• **To be done**:
Give back every line exactly as it appears, pictures excluded.

• **Data section**:
::::::::

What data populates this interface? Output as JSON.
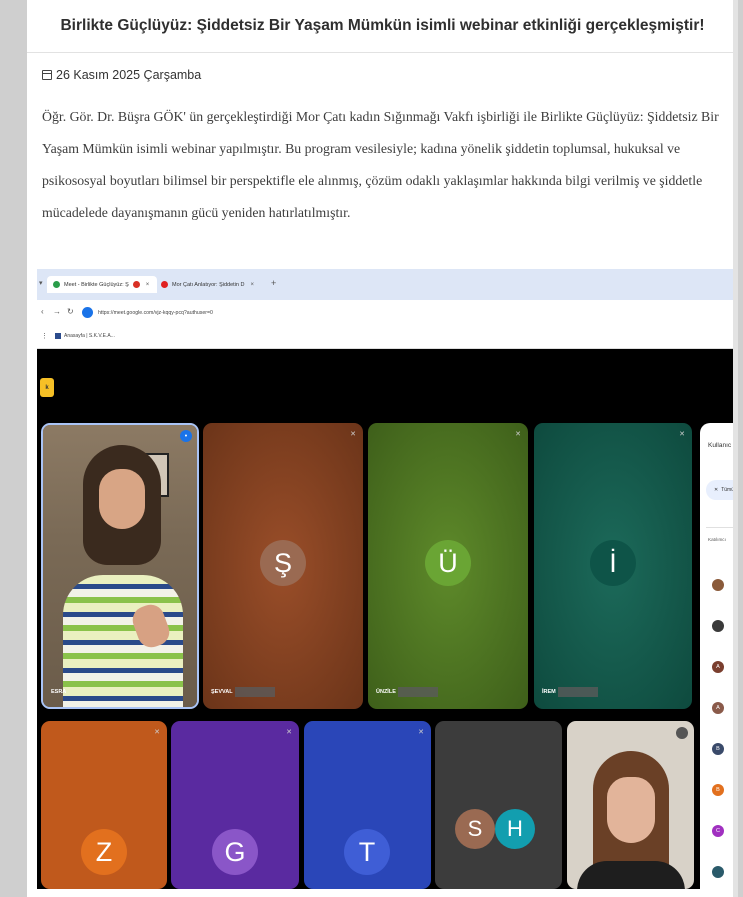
{
  "article": {
    "title": "Birlikte Güçlüyüz: Şiddetsiz Bir Yaşam Mümkün isimli webinar etkinliği gerçekleşmiştir!",
    "date": "26 Kasım 2025 Çarşamba",
    "body": "Öğr. Gör. Dr. Büşra GÖK' ün gerçekleştirdiği Mor Çatı kadın Sığınmağı Vakfı işbirliği ile Birlikte Güçlüyüz: Şiddetsiz Bir Yaşam Mümkün isimli webinar yapılmıştır. Bu program vesilesiyle; kadına yönelik şiddetin toplumsal, hukuksal ve psikososyal boyutları bilimsel bir perspektifle ele alınmış, çözüm odaklı yaklaşımlar hakkında bilgi verilmiş ve şiddetle mücadelede dayanışmanın gücü yeniden hatırlatılmıştır."
  },
  "screenshot": {
    "tabs": [
      {
        "label": "Meet - Birlikte Güçlüyüz: Ş",
        "close": "×"
      },
      {
        "label": "Mor Çatı Anlatıyor: Şiddetin D",
        "close": "×"
      }
    ],
    "new_tab": "+",
    "url": "https://meet.google.com/vjz-kqqy-pcq?authuser=0",
    "bookmark": "Anasayfa | S.K.V.E.A...",
    "meet_badge": "k",
    "participants": [
      {
        "initial": "",
        "name": "ESRA"
      },
      {
        "initial": "Ş",
        "name": "ŞEVVAL",
        "avatar_color": "#9a6a52"
      },
      {
        "initial": "Ü",
        "name": "ÜNZİLE",
        "avatar_color": "#6aa534"
      },
      {
        "initial": "İ",
        "name": "İREM",
        "avatar_color": "#0e5448"
      },
      {
        "initial": "Z",
        "avatar_color": "#e2701e"
      },
      {
        "initial": "G",
        "avatar_color": "#8a56c8"
      },
      {
        "initial": "T",
        "avatar_color": "#3f5ed6"
      },
      {
        "initial": "S",
        "avatar_color": "#9a6a52"
      },
      {
        "initial": "H",
        "avatar_color": "#129eaf"
      }
    ],
    "side_panel": {
      "title": "Kullanıc",
      "chip": "Tümü",
      "section": "Katılımcı",
      "avatars": [
        {
          "initial": "",
          "color": "#8a5a3a"
        },
        {
          "initial": "",
          "color": "#3a3a3a"
        },
        {
          "initial": "A",
          "color": "#7a3e2e"
        },
        {
          "initial": "A",
          "color": "#8a5a4a"
        },
        {
          "initial": "B",
          "color": "#3a4a6a"
        },
        {
          "initial": "B",
          "color": "#e2701e"
        },
        {
          "initial": "C",
          "color": "#a030c0"
        },
        {
          "initial": "",
          "color": "#2a5a6a"
        }
      ]
    }
  }
}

::::::::

• **Solution**:
What data populates this interface? Output as JSON.
{
  "article": {
    "title": "Birlikte Güçlüyüz: Şiddetsiz Bir Yaşam Mümkün isimli webinar etkinliği gerçekleşmiştir!",
    "date": "26 Kasım 2025 Çarşamba",
    "body": "Öğr. Gör. Dr. Büşra GÖK' ün gerçekleştirdiği Mor Çatı kadın Sığınmağı Vakfı işbirliği ile Birlikte Güçlüyüz: Şiddetsiz Bir Yaşam Mümkün isimli webinar yapılmıştır. Bu program vesilesiyle; kadına yönelik şiddetin toplumsal, hukuksal ve psikososyal boyutları bilimsel bir perspektifle ele alınmış, çözüm odaklı yaklaşımlar hakkında bilgi verilmiş ve şiddetle mücadelede dayanışmanın gücü yeniden hatırlatılmıştır."
  },
  "screenshot": {
    "tabs": [
      {
        "label": "Meet - Birlikte Güçlüyüz: Ş",
        "close": "×"
      },
      {
        "label": "Mor Çatı Anlatıyor: Şiddetin D",
        "close": "×"
      }
    ],
    "new_tab": "+",
    "url": "https://meet.google.com/vjz-kqqy-pcq?authuser=0",
    "bookmark": "Anasayfa | S.K.V.E.A...",
    "meet_badge": "k",
    "participants": [
      {
        "initial": "",
        "name": "ESRA"
      },
      {
        "initial": "Ş",
        "name": "ŞEVVAL",
        "avatar_color": "#9a6a52"
      },
      {
        "initial": "Ü",
        "name": "ÜNZİLE",
        "avatar_color": "#6aa534"
      },
      {
        "initial": "İ",
        "name": "İREM",
        "avatar_color": "#0e5448"
      },
      {
        "initial": "Z",
        "avatar_color": "#e2701e"
      },
      {
        "initial": "G",
        "avatar_color": "#8a56c8"
      },
      {
        "initial": "T",
        "avatar_color": "#3f5ed6"
      },
      {
        "initial": "S",
        "avatar_color": "#9a6a52"
      },
      {
        "initial": "H",
        "avatar_color": "#129eaf"
      }
    ],
    "side_panel": {
      "title": "Kullanıc",
      "chip": "Tümü",
      "section": "Katılımcı",
      "avatars": [
        {
          "initial": "",
          "color": "#8a5a3a"
        },
        {
          "initial": "",
          "color": "#3a3a3a"
        },
        {
          "initial": "A",
          "color": "#7a3e2e"
        },
        {
          "initial": "A",
          "color": "#8a5a4a"
        },
        {
          "initial": "B",
          "color": "#3a4a6a"
        },
        {
          "initial": "B",
          "color": "#e2701e"
        },
        {
          "initial": "C",
          "color": "#a030c0"
        },
        {
          "initial": "",
          "color": "#2a5a6a"
        }
      ]
    }
  }
}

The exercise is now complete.